Responda a estas preguntas según el texto sobre Praga:
(a) ¿En qué avenida está el Café Louvre?
(b) ¿En qué año se abrió ese café?
(c) ¿Qué dos personajes tomaron allí un café antes de irse de la ciudad?

**Fragmento de lectura:**
######

OPINIÓN

Praga

♦ Las últimas horas antes de abandonar la ciudad las pasé en el Café Louvre en la Avenida  Národni, en el primer piso, mirando por los ventanales a los tranvías subir y bajar. Muy pocas  veces me ha costado tanto alejarme de un lugar. Jugueteaba con la cucharilla en la deliciosa  tarta y daba pequeños sorbos al excelente café, que sabía que me iba a costar la mitad que un  desayuno medio en cualquier cafetería de Madrid. El Café Louvre fue uno de mis descubrimientos  la primera vez que viaje a la Republica Checa, años atrás. Aquella mañana sabía que ya no tendría en adelante la necesidad de volver. Y de hacerlo sería “como turista”. Y no hay nada más triste que sentirse turista en Praga.

Un ataque de nostalgia anticipada me llevó a aquel café que se abrió en 1902, con billares, camareros con pajarita y fuentes modernistas, donde el lánguido Franz Kafka, así como Albert  Einstein durante su cátedra de un par de años en la universidad, se tomaron un café antes de irse, por un tiempo indefinido, de la capital de Europa. Me hacía sentir bien estar desayunando donde hace cien años lo hizo el tipo que relacionó la masa con la velocidad de la luz: ahora que lo pienso, algo tan de Praga, como formular lo relativo de nuestra realidad entre un kilo de garbanzos con la duración de los besos.

######

**Datos mostrados:**
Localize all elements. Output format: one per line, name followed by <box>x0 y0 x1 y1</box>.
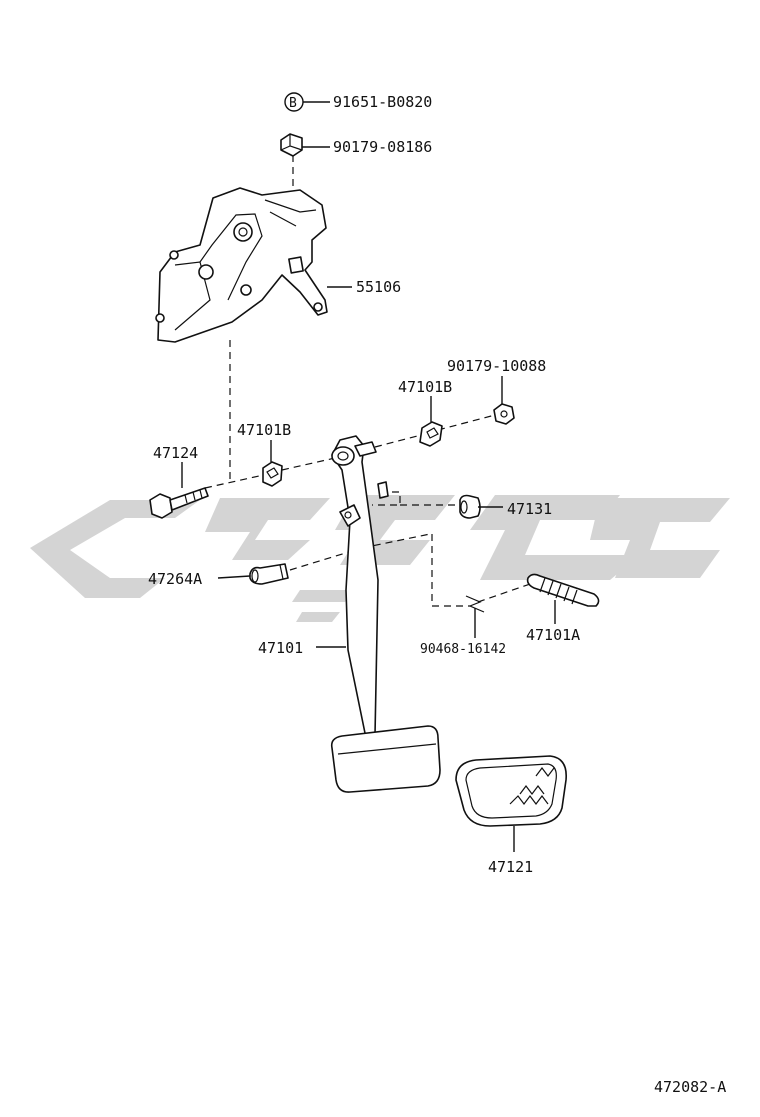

######

**Respuesta correcta:**
(a) En la Avenida Národni.
(b) En 1902.
(c) Franz Kafka y Albert Einstein.